**Task requirements**
Look through the lines below and extract each one that contains "text".

**Items**
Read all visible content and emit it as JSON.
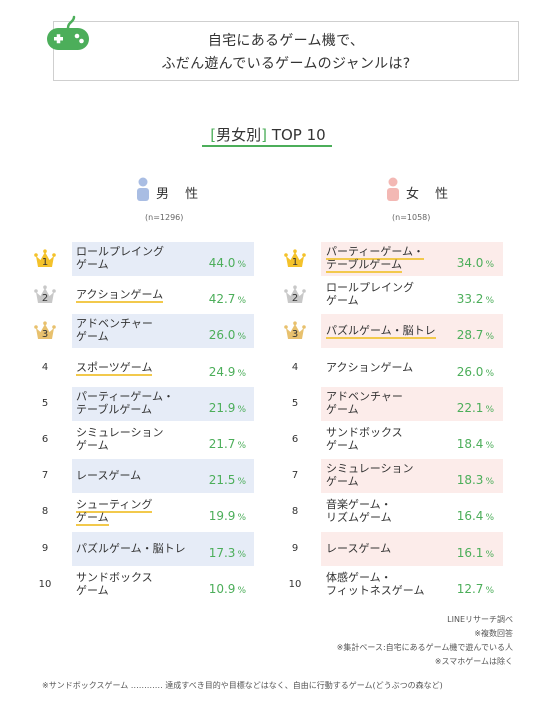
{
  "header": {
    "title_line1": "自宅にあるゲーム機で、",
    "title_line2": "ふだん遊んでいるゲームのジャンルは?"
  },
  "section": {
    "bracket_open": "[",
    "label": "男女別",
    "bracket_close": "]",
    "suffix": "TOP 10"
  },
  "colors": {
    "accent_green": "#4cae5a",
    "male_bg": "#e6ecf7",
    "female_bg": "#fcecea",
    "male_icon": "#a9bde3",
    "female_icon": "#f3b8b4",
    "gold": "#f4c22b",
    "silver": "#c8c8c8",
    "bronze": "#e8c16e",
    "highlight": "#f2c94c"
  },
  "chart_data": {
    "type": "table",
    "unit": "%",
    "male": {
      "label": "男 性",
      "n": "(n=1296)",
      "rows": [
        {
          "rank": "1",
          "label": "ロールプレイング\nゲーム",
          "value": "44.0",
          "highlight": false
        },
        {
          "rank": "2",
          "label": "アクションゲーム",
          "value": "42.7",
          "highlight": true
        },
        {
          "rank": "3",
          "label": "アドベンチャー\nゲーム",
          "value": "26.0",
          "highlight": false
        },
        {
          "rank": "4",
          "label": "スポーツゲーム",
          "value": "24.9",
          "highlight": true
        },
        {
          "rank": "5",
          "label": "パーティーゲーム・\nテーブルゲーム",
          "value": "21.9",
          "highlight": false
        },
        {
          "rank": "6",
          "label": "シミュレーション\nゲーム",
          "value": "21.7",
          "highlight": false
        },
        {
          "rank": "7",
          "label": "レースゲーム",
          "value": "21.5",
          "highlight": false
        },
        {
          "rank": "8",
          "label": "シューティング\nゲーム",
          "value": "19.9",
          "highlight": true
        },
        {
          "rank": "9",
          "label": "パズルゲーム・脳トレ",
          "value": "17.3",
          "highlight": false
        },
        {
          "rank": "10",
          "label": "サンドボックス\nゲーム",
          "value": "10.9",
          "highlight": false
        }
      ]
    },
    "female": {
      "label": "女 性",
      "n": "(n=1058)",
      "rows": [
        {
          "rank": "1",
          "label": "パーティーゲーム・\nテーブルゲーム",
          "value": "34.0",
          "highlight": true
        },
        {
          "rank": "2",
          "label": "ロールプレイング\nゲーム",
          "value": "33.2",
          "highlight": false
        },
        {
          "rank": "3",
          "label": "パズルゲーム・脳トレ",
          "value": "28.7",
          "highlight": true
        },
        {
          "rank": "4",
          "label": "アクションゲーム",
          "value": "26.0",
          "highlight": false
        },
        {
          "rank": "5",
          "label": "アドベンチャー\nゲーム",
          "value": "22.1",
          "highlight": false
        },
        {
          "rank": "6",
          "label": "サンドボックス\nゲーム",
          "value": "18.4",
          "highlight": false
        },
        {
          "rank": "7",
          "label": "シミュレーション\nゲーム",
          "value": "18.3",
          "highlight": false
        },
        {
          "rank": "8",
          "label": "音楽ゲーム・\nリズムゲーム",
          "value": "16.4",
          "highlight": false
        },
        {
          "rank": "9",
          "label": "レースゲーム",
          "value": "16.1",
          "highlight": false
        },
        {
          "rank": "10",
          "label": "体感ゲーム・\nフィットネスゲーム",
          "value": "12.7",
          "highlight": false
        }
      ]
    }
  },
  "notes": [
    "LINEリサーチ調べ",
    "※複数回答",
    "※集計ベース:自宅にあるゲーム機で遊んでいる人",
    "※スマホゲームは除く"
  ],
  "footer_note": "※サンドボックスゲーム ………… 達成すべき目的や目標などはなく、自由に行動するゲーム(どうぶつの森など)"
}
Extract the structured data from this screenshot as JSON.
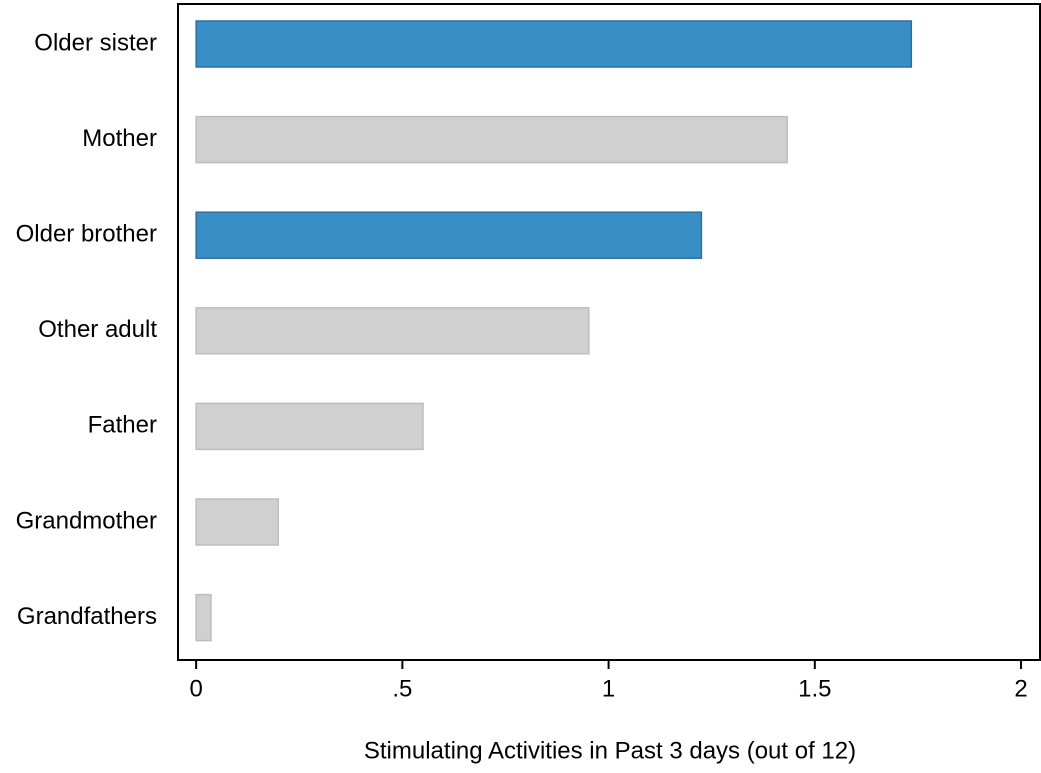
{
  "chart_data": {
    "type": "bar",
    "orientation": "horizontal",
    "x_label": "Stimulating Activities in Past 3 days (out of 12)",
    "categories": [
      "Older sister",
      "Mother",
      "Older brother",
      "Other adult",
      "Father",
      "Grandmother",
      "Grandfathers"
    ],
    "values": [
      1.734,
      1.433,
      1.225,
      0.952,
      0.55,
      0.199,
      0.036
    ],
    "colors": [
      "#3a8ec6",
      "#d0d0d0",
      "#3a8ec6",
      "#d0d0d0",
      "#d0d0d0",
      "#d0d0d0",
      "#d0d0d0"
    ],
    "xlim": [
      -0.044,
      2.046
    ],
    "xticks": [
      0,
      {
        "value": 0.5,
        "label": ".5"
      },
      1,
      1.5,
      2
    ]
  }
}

==

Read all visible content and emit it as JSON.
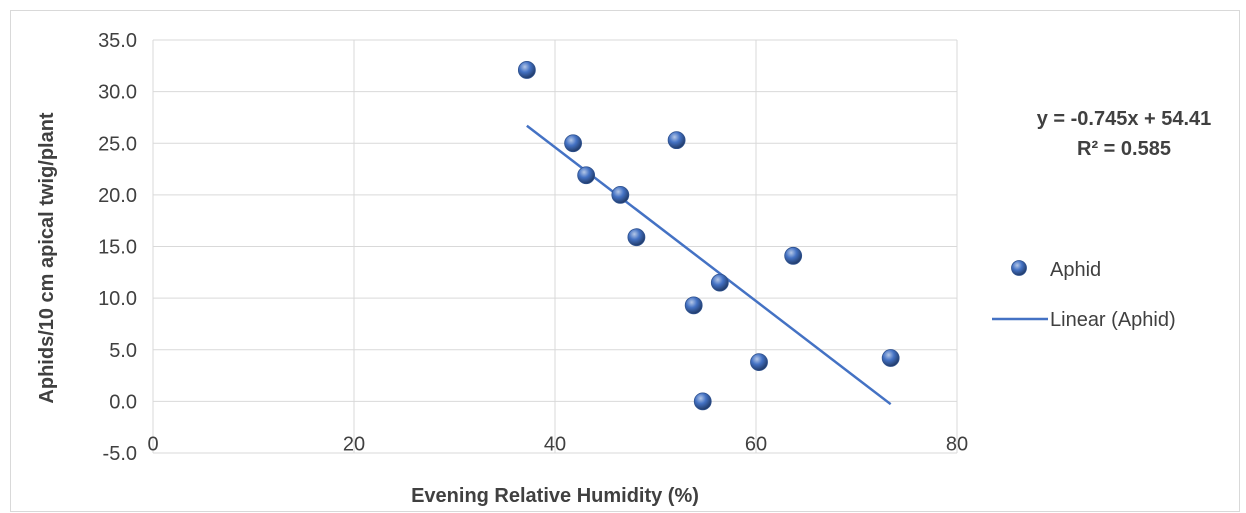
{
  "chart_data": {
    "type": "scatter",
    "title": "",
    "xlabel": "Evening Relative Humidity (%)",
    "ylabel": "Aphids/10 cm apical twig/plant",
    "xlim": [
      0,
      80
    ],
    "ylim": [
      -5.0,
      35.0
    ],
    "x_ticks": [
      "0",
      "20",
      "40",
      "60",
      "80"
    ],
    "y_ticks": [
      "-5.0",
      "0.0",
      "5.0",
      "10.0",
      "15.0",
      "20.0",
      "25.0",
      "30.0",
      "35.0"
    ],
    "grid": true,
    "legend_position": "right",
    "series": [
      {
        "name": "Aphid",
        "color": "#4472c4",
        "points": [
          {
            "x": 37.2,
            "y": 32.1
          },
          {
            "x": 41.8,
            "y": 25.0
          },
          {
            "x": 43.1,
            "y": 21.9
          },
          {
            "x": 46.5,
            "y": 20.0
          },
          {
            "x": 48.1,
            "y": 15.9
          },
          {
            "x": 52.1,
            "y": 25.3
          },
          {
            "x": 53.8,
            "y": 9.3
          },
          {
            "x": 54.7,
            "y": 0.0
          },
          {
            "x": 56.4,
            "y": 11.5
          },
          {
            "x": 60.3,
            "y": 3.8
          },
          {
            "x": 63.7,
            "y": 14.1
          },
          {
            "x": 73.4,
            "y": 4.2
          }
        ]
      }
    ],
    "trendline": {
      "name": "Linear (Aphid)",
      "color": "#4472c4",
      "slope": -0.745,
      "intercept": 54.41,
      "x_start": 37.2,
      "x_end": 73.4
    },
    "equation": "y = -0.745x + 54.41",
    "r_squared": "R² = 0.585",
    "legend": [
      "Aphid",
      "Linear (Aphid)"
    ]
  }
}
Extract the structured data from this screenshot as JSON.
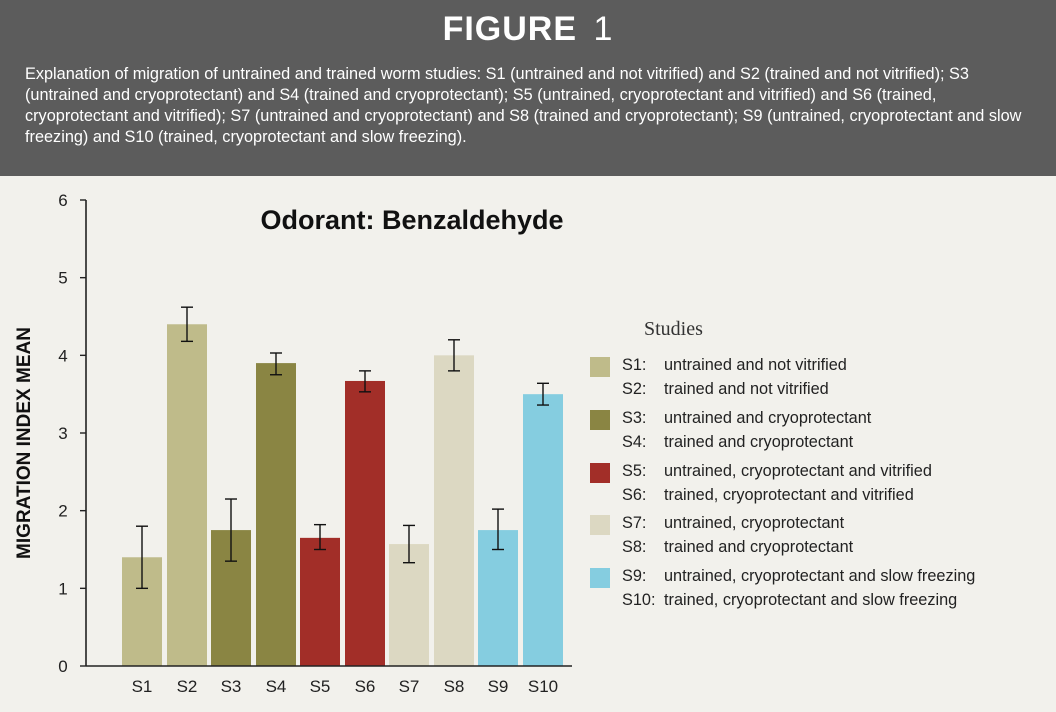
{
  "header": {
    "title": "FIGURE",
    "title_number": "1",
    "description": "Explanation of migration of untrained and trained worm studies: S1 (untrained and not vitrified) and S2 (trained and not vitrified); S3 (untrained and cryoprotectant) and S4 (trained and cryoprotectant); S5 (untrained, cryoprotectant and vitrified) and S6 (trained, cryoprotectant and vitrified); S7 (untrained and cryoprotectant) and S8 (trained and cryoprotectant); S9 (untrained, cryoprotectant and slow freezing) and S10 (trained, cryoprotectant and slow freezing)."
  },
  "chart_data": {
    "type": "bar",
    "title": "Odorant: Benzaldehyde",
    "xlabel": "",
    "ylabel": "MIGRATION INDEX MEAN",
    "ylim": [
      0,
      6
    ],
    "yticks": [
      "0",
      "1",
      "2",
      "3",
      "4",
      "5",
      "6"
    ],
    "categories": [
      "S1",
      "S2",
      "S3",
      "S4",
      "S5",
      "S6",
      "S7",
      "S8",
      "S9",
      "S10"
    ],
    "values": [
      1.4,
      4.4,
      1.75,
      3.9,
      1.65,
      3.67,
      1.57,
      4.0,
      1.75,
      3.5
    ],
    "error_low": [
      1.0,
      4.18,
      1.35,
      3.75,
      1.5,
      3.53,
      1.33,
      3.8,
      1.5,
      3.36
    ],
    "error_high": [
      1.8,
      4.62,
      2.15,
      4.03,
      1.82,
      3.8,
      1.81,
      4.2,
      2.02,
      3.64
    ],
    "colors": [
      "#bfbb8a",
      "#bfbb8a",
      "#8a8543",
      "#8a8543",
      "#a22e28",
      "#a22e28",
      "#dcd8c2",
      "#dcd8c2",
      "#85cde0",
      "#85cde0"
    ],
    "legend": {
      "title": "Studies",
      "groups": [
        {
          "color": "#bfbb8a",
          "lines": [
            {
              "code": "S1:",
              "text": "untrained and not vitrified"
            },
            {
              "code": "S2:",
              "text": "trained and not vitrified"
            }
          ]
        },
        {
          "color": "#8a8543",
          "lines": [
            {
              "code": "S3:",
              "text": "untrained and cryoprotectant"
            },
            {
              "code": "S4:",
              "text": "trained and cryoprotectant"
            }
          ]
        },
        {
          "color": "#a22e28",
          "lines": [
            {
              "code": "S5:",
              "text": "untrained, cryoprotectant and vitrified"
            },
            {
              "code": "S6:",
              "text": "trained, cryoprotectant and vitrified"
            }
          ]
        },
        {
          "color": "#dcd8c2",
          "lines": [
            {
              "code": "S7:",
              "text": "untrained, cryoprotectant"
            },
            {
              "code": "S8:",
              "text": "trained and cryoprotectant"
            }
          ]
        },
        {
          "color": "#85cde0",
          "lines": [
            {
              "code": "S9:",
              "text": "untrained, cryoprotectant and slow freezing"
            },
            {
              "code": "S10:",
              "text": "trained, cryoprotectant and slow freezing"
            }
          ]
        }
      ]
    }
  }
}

* * *

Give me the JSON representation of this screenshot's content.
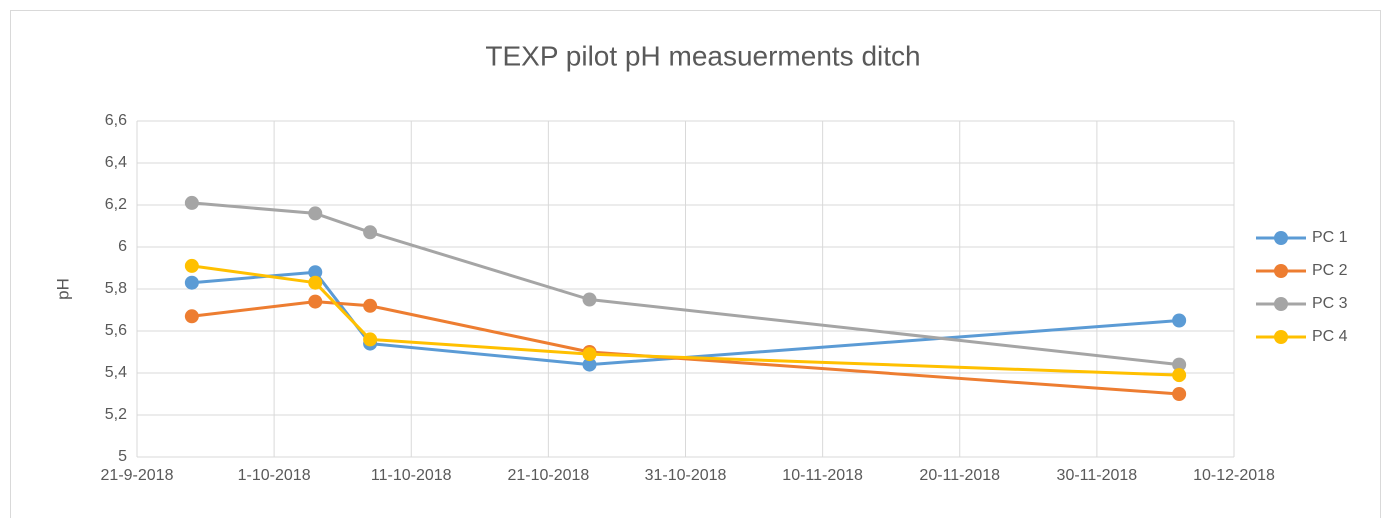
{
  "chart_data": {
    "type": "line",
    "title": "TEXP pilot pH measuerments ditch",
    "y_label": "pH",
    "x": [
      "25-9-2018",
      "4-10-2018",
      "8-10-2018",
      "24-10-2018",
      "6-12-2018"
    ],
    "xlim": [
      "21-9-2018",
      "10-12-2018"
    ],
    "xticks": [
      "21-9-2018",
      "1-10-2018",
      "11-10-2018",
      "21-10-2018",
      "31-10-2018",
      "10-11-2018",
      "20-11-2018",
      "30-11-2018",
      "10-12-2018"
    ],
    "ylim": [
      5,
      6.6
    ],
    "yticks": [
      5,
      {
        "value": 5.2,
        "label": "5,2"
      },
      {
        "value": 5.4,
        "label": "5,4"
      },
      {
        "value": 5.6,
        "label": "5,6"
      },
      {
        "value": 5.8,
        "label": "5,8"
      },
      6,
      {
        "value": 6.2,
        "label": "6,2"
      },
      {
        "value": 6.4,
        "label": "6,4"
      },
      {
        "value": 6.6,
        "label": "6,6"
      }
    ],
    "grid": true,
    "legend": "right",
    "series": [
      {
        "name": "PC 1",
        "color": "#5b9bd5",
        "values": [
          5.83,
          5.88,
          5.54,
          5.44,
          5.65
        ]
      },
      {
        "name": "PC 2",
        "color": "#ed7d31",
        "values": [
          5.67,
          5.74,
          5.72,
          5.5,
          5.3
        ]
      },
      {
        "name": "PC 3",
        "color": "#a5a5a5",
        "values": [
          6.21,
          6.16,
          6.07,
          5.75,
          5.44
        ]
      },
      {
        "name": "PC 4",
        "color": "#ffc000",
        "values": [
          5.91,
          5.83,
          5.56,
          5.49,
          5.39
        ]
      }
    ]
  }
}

**Answer**
              "text": "untrained and not vitrified"
              "text": "trained and not vitrified"
              "text": "untrained and cryoprotectant"
              "text": "trained and cryoprotectant"
              "text": "untrained, cryoprotectant and vitrified"
              "text": "trained, cryoprotectant and vitrified"
              "text": "untrained, cryoprotectant"
              "text": "trained and cryoprotectant"
              "text": "untrained, cryoprotectant and slow freezing"
              "text": "trained, cryoprotectant and slow freezing"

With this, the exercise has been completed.